━━ DOCUMENT SOURCE ━━
Elle est plus incitative que la moyenne du marché. Il faut dire que nous travaillons avec des profils plutôt pointus, férus de nouvelles technologies et présentant un bon niveau de culture générale. Des bac + 2 pour la télévente, des bac + 4 pour le service clients. Pour la partie télévente, le salaire d'entrée est de 52 francs bruts/heure. Au bout de trois ans, le conseiller peut devenir senior et son salaire passe à 58 francs bruts de l'heure. Pour ce qui est du variable, toujours pour la télévente, nous avons mis en place un ratio francs/contrats raccordés. S'il s'agit d'un contrat généré à partir d'un appel spontané, le télevendeur touchera 10 francs. Ce qui se solde par un fixe brut moyen de 8 500-9 500 francs, avec un variable qui peut fluctuer entre 1 500 à 5 000 francs. Par-delà ces critères quantitatifs, nous avons aussi établi des normes qualitatives : le taux d'absence et les retards. Après trois retards, la prime est annulée. Enfin, dernier critère fondamental pour nous, le rapport entre le nombre d'accords et le nombre de clients véritablement facturables au bout. C'est capital dans la mesure où, derrière les contrats, nous envoyons des techniciens sur place. A cet égard, nous avons amélioré notre taux de concrétisation : pour l'appel entrant, on est passé de 40 % en 1993 à 85 % aujourd'hui. En appel sortant, on est passé de 20 % à près de 65 %.

Et votre politique en matière de formation ?


La formation initiale peut aller de sept jours pour la télévente jusqu'à trois semaines pour le centre clients. En ce qui concerne les sessions en continu, nous avons nommé un formateur par groupes de 50 conseillers. Son rôle est d'écouter entre deux et trois conseillers chaque jour, de les débriefer et de fixer avec eux des objectifs individuels. S'ajoutent à ce dispositif deux réunions hebdomadaires, l'une portant sur le management, la formation, la communication. L'autre, plus axée sur les procédures. Sur le service clients, beaucoup d'encadrants viennent de l'externe, de chez Bouygues, de chez SFR... Sur la télévente, 100 % des encadrants sont issus du recrutement interne. Ce qui, finalement, n'est pas plus mal : il est difficile de faire passer des messages à des télévendeurs si l'on n'a pas été soi-même vendeur et bon vendeur.
━━━
━━ ENTRÉES EXTRAITES ━━
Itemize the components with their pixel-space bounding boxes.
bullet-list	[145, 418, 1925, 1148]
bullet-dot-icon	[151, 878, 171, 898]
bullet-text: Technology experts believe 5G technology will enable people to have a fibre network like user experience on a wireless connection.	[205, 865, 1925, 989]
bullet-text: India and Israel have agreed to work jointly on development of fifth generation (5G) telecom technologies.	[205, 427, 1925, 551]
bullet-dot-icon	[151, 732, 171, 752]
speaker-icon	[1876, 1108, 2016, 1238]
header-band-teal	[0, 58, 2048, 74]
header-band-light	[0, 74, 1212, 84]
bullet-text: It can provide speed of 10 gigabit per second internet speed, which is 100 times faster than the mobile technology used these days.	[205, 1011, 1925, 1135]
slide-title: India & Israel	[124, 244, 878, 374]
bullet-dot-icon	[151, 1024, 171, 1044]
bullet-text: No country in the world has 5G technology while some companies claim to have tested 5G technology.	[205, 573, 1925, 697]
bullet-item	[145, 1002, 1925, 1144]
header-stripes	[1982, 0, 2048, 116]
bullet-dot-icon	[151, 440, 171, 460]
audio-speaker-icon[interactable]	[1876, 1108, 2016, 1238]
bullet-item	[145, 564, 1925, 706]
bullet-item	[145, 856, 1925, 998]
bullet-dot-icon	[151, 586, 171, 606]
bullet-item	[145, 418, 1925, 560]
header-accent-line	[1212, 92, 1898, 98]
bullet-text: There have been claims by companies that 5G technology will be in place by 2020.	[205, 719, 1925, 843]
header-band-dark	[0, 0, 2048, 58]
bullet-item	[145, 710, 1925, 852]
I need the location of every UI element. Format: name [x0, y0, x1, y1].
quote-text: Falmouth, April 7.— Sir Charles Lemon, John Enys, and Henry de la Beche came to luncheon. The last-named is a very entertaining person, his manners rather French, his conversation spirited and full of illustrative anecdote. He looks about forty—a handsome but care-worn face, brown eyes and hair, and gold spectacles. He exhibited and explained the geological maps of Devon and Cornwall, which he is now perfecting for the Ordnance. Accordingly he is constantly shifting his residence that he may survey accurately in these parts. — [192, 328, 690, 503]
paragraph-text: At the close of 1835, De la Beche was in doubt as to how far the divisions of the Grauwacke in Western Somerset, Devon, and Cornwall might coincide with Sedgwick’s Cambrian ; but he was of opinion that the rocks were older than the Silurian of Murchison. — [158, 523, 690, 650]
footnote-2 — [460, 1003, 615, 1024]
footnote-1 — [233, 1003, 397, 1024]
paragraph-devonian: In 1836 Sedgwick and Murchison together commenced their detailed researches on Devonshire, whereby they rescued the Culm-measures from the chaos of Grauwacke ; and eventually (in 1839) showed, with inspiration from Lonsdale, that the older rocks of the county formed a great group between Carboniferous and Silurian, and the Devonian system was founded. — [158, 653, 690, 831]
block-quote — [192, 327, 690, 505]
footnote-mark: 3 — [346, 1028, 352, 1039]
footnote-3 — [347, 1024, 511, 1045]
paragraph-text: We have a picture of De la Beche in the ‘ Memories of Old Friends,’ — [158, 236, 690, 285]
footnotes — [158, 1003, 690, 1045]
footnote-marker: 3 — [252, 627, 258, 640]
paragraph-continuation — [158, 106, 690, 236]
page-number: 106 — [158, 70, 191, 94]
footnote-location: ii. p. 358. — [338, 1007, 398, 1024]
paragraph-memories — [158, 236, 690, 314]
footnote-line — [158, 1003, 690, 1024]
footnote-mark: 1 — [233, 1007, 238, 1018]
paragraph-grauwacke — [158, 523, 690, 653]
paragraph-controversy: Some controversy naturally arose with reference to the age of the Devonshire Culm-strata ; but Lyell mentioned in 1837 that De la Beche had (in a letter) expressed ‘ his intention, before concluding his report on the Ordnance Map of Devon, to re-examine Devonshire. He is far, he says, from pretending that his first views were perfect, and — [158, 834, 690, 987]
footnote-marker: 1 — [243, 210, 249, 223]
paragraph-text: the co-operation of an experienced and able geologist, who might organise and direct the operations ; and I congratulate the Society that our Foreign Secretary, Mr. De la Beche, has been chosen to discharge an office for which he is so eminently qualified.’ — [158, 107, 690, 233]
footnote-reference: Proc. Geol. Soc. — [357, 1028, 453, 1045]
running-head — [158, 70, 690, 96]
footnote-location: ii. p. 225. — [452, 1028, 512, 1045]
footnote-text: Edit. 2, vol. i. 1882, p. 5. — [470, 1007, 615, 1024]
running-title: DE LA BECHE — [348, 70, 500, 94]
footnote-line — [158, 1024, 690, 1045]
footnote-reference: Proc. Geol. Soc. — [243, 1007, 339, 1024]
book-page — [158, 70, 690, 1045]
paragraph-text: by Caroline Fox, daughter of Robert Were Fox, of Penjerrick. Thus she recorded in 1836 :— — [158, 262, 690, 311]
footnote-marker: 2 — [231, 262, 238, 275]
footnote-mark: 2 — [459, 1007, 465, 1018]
━━━
• TRAVAIL DEMANDÉ: Quel salaire horaire brut d'entrée le document source indique-t-il pour la télévente ? Les données ci-dessus n'interviennent pas dans cet exercice.

• RÉPONSE ATTENDUE: 52 francs bruts de l'heure.